◆ **What you need to do**
1. Return the passage of the moose thread starting at "## Jags (Sep" and ending at "thewoodlands (Sep 18, 2009)", copied word for word.
2. Can you sum up the moose thread in two sentences?
3. How would the moose thread go on after its final post? Extend it from that point.

=== Supplied text ===

# Northern New York Moose



## thewoodlands (Sep 17, 2009)

Pictures of a small moose cruising around.

Zap


----------



## Delta-T (Sep 17, 2009)

small moose who's shoulder is nearly the height of that suv he's walking past. funny how some things are relative eh? nice pic btw


----------



## rowerwet (Sep 18, 2009)

he looks a little scrawny, you need to feed him better for moose season.


----------



## savageactor7 (Sep 18, 2009)

Cool....surprised to see they're so fearless of civilization in broad daylight.


----------



## Jags (Sep 18, 2009)

Didja go out an pet it?  Didja,didja??

Last time I saw a moose up close was through the windshield of my truck, at night, with all 4 tires locked up and a boat trying to push me into it.  It wasn't a little one like the one pictured.  It was a full grown one.  Them suckers are BIG.  Stopped about 8 ft short of taking the legs out from underneath it.  Wheeew....too close.


----------



## thewoodlands (Sep 18, 2009)

Jags said:
			
		

> Didja go out an pet it?  Didja,didja??
> 
> Last time I saw a moose up close was through the windshield of my truck, at night, with all 4 tires locked up and a boat trying to push me into it.  It wasn't a little one like the one pictured.  It was a full grown one.  Them suckers are BIG.  Stopped about 8 ft short of taking the legs out from underneath it.  Wheeew....too close.



The picture was sent to me by a friend, I have missed a few deer hauling our boat.


Zap


----------



## Flatbedford (Sep 18, 2009)

Bullwinkle is in NY now? How "Northern" in NY was that?

=== Data supplied ===

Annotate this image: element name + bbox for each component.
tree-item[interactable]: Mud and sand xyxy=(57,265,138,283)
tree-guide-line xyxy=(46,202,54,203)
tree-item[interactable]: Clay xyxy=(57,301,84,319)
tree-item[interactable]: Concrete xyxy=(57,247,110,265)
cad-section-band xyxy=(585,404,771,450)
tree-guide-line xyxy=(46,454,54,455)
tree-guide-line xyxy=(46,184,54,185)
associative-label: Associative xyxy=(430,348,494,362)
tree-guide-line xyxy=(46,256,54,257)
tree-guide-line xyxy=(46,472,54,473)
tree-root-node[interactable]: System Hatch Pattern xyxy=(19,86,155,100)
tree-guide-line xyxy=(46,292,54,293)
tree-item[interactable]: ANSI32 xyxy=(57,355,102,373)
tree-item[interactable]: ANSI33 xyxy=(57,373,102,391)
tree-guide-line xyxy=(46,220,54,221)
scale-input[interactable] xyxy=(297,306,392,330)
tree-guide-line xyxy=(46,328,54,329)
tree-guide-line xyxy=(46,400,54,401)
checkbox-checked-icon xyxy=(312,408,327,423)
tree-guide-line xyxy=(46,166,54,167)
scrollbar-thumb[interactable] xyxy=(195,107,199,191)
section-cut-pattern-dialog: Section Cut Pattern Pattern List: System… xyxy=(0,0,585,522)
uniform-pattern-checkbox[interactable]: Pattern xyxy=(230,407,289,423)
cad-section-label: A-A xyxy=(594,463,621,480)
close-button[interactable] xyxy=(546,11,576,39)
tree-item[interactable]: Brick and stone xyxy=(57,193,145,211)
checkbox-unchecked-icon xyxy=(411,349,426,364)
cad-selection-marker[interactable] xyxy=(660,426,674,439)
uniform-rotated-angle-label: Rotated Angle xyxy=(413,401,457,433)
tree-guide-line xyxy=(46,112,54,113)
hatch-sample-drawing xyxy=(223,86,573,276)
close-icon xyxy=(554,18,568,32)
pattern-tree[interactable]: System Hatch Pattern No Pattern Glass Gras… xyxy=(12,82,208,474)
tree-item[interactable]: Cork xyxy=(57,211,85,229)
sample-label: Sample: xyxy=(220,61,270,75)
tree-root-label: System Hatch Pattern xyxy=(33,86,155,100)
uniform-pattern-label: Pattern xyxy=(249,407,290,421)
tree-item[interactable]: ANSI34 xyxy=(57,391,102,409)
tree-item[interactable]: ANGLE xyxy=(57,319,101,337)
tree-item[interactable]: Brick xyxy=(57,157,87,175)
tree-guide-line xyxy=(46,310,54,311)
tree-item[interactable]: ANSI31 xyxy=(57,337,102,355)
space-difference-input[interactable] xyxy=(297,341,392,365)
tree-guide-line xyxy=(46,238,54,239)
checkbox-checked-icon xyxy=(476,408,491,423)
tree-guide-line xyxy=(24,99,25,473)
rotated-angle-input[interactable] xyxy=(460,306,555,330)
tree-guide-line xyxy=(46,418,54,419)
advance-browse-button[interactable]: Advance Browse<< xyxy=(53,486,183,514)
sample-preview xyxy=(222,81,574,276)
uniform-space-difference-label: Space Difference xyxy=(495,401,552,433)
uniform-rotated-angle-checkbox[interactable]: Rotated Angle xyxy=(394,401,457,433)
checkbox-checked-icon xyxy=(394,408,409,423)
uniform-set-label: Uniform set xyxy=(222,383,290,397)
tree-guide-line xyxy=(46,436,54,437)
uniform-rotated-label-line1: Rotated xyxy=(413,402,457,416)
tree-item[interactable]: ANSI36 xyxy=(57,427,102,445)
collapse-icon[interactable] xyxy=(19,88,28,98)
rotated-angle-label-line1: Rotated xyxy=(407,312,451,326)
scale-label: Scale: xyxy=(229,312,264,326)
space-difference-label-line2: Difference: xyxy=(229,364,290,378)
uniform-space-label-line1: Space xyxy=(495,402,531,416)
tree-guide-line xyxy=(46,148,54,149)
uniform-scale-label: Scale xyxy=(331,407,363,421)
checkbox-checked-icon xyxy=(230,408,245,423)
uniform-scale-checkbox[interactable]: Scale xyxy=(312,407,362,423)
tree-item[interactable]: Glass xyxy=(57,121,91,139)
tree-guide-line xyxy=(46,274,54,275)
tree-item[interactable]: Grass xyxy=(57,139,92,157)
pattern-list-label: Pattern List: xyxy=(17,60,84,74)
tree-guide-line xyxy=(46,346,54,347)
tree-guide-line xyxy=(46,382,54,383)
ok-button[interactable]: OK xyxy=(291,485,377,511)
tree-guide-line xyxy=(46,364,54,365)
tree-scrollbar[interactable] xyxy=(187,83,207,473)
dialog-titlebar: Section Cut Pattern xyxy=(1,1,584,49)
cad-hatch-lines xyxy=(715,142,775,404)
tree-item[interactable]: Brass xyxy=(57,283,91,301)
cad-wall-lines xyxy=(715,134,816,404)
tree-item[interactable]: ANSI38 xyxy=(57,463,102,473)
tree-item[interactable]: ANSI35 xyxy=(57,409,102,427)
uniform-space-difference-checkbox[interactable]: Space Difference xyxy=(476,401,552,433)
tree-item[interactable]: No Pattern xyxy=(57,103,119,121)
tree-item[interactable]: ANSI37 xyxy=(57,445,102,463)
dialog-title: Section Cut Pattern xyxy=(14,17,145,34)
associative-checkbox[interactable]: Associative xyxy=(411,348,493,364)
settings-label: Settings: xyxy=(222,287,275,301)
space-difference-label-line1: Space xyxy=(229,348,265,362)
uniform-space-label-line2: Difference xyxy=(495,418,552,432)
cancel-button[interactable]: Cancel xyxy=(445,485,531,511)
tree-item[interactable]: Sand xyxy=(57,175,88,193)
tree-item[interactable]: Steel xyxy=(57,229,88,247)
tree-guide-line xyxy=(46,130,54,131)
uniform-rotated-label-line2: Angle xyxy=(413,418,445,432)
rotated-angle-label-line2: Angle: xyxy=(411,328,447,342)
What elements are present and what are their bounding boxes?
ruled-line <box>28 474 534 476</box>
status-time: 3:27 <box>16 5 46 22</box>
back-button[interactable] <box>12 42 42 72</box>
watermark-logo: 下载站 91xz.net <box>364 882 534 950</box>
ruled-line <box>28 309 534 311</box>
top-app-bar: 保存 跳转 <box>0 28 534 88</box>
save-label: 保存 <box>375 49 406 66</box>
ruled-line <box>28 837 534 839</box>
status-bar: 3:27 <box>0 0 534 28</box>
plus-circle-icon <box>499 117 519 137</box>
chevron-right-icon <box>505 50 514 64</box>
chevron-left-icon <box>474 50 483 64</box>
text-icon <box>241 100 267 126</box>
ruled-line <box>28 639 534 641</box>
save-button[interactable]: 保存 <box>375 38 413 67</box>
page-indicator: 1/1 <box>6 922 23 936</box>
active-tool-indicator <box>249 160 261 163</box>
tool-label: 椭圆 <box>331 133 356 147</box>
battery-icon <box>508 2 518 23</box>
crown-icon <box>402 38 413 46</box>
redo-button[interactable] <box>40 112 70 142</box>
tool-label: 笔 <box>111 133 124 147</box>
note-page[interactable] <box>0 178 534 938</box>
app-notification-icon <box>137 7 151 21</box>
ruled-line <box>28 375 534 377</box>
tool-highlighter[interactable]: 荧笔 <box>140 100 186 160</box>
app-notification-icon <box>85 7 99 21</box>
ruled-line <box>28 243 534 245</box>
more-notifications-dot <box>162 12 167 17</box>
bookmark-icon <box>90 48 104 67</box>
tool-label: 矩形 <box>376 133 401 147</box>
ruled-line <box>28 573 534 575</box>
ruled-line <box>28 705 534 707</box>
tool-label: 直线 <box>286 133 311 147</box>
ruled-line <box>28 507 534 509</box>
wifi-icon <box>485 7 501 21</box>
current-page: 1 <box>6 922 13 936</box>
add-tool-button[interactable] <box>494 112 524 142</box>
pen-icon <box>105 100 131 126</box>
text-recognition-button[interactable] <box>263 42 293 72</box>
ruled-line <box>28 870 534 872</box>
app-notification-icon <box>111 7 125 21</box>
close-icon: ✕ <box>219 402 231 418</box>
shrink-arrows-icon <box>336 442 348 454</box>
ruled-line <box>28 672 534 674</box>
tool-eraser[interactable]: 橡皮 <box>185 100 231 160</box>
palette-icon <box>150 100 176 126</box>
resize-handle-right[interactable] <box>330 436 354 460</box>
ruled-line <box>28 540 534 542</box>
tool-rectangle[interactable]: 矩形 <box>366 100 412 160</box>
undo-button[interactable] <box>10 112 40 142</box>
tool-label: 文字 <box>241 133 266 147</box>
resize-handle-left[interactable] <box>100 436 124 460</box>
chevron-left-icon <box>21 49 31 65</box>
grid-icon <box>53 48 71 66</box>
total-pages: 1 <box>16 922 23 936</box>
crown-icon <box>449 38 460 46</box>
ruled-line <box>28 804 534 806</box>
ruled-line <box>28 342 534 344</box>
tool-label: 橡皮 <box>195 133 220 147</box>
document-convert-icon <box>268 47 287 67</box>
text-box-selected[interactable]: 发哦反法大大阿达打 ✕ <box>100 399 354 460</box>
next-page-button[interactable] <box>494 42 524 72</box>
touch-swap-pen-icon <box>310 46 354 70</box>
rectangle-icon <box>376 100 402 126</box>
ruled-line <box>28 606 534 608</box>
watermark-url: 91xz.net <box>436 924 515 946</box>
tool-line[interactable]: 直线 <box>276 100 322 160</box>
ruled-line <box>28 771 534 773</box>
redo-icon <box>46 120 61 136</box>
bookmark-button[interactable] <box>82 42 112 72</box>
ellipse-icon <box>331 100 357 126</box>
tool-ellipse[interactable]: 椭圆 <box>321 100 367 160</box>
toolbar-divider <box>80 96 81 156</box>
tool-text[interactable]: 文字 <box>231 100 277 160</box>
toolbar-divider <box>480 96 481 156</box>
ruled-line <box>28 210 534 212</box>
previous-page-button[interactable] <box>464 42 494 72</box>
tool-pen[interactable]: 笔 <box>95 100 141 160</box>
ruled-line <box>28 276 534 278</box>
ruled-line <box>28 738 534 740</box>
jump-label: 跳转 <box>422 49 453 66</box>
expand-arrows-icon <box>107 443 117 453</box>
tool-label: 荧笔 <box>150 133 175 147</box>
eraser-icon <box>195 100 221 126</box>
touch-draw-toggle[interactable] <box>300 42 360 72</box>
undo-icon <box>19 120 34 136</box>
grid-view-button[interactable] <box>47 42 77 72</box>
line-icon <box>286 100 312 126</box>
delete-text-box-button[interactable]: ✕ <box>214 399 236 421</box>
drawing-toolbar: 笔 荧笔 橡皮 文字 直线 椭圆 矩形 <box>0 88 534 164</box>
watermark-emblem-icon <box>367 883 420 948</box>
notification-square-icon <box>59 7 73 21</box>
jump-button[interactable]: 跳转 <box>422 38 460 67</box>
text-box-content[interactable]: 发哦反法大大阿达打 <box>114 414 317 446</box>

===

◆ **Results of the tasks**
1.
## Jags (Sep 18, 2009)

Didja go out an pet it?  Didja,didja??

Last time I saw a moose up close was through the windshield of my truck, at night, with all 4 tires locked up and a boat trying to push me into it.  It wasn't a little one like the one pictured.  It was a full grown one.  Them suckers are BIG.  Stopped about 8 ft short of taking the legs out from underneath it.  Wheeew....too close.


----------



## thewoodlands (Sep 18, 2009)

2. A September 2009 forum thread shares a picture of a small moose walking past an SUV, and replies comment on its size, its scrawny look, and its lack of fear of people in broad daylight. One poster recalls stopping about 8 feet short of a full-grown moose at night with a boat pushing from behind, and the original poster says a friend sent the picture.

3.
----------



## thewoodlands (Sep 18, 2009)

Flatbedford said:
			
		

> Bullwinkle is in NY now? How "Northern" in NY was that?



Picture was taken 5 miles from the Canadian Border near the St.Lawrence Seaway Massena New York.


Zap


----------



## Flatbedford (Sep 18, 2009)

I see, the darn thing is probably an illegal immigrant!


----------



## billb3 (Sep 18, 2009)

I've barely missed one with both feet  on the brakes at night, too.

At lhe last second he stopped looking at me sliding towards him and took two steps and he was gone.


----------



## velvetfoot (Sep 18, 2009)

Off to the races!
http://www.saratogian.com/articles/2009/06/16/news/doc4a364e27305ab790389653.txt


----------



## Ncountry (Sep 18, 2009)

These pictures were taken  minutes from here. Every year at least 1 or 2 moose are spotted  now. He was 1st spotted close to the power dam on the st lawrence which is located on an island. Probably swam over . He is lucky he is not in jail


----------



## Pagey (Sep 18, 2009)

I'd hate to have one of those after me when it was all crazed from the rut.


----------



## flyingcow (Sep 18, 2009)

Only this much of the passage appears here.